_WORK TO DO_:
Gather all lines in the entries below that include the word "icon".

+ + + + +

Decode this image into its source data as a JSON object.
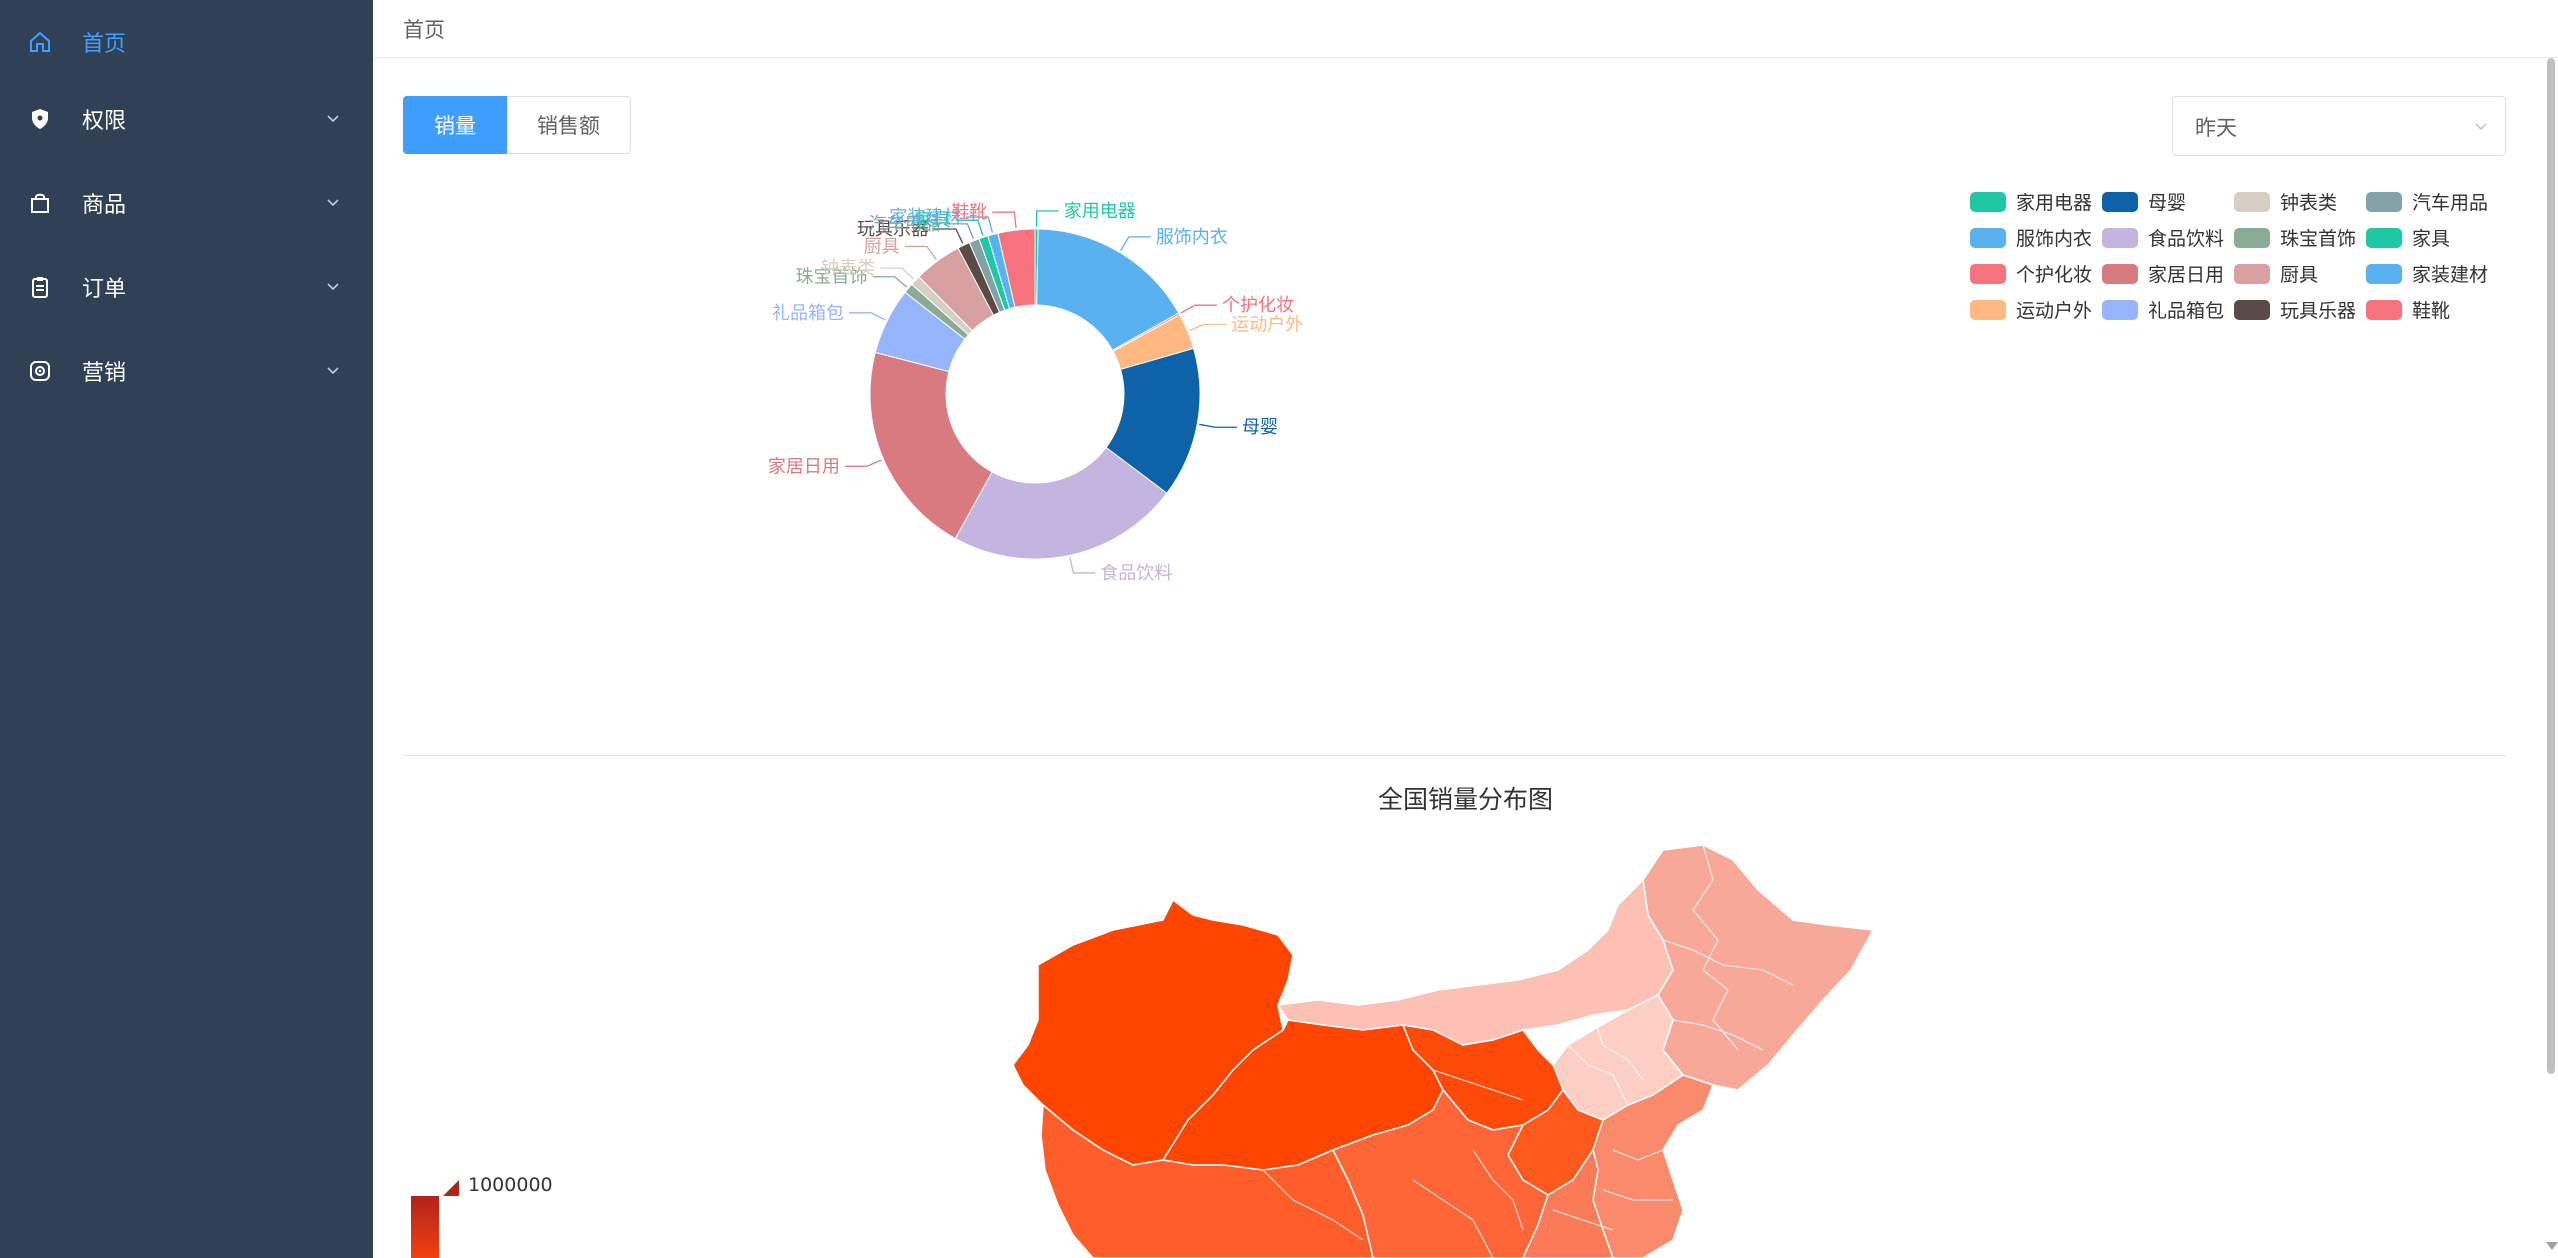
{
  "sidebar": {
    "items": [
      {
        "label": "首页",
        "icon": "home-icon",
        "active": true
      },
      {
        "label": "权限",
        "icon": "shield-icon"
      },
      {
        "label": "商品",
        "icon": "shopping-bag-icon"
      },
      {
        "label": "订单",
        "icon": "clipboard-icon"
      },
      {
        "label": "营销",
        "icon": "atom-icon"
      }
    ]
  },
  "breadcrumb": "首页",
  "tabs": [
    {
      "label": "销量",
      "active": true
    },
    {
      "label": "销售额"
    }
  ],
  "period_select": {
    "value": "昨天"
  },
  "colors": {
    "sidebar_bg": "#304156",
    "accent": "#409eff"
  },
  "chart_data": [
    {
      "type": "pie",
      "variant": "donut",
      "title": "",
      "legend_position": "top-right",
      "series": [
        {
          "name": "家用电器",
          "value": 0.3,
          "color": "#1ec8a5"
        },
        {
          "name": "服饰内衣",
          "value": 16.5,
          "color": "#5ab1ef"
        },
        {
          "name": "个护化妆",
          "value": 0.2,
          "color": "#f5737c"
        },
        {
          "name": "运动户外",
          "value": 3.5,
          "color": "#ffb980"
        },
        {
          "name": "母婴",
          "value": 14.7,
          "color": "#0e63a8"
        },
        {
          "name": "食品饮料",
          "value": 22.7,
          "color": "#c3b4e0"
        },
        {
          "name": "家居日用",
          "value": 21.0,
          "color": "#d87a80"
        },
        {
          "name": "礼品箱包",
          "value": 6.5,
          "color": "#97b5fc"
        },
        {
          "name": "珠宝首饰",
          "value": 1.0,
          "color": "#8aab95"
        },
        {
          "name": "钟表类",
          "value": 1.0,
          "color": "#d8cfc4"
        },
        {
          "name": "厨具",
          "value": 4.7,
          "color": "#d9a0a2"
        },
        {
          "name": "玩具乐器",
          "value": 1.2,
          "color": "#5a4a48"
        },
        {
          "name": "汽车用品",
          "value": 1.0,
          "color": "#81a3a6"
        },
        {
          "name": "家具",
          "value": 0.9,
          "color": "#1ec8a5"
        },
        {
          "name": "家装建材",
          "value": 1.0,
          "color": "#5ab1ef"
        },
        {
          "name": "鞋靴",
          "value": 3.6,
          "color": "#f5737c"
        }
      ],
      "legend": [
        "家用电器",
        "母婴",
        "钟表类",
        "汽车用品",
        "服饰内衣",
        "食品饮料",
        "珠宝首饰",
        "家具",
        "个护化妆",
        "家居日用",
        "厨具",
        "家装建材",
        "运动户外",
        "礼品箱包",
        "玩具乐器",
        "鞋靴"
      ]
    },
    {
      "type": "map",
      "title": "全国销量分布图",
      "visual_map": {
        "max_label": "1000000"
      }
    }
  ]
}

+ + + + +

_COMPLETED EXERCISE_:
        "icon": "home-icon",
        "icon": "shield-icon"
        "icon": "shopping-bag-icon"
        "icon": "clipboard-icon"
        "icon": "atom-icon"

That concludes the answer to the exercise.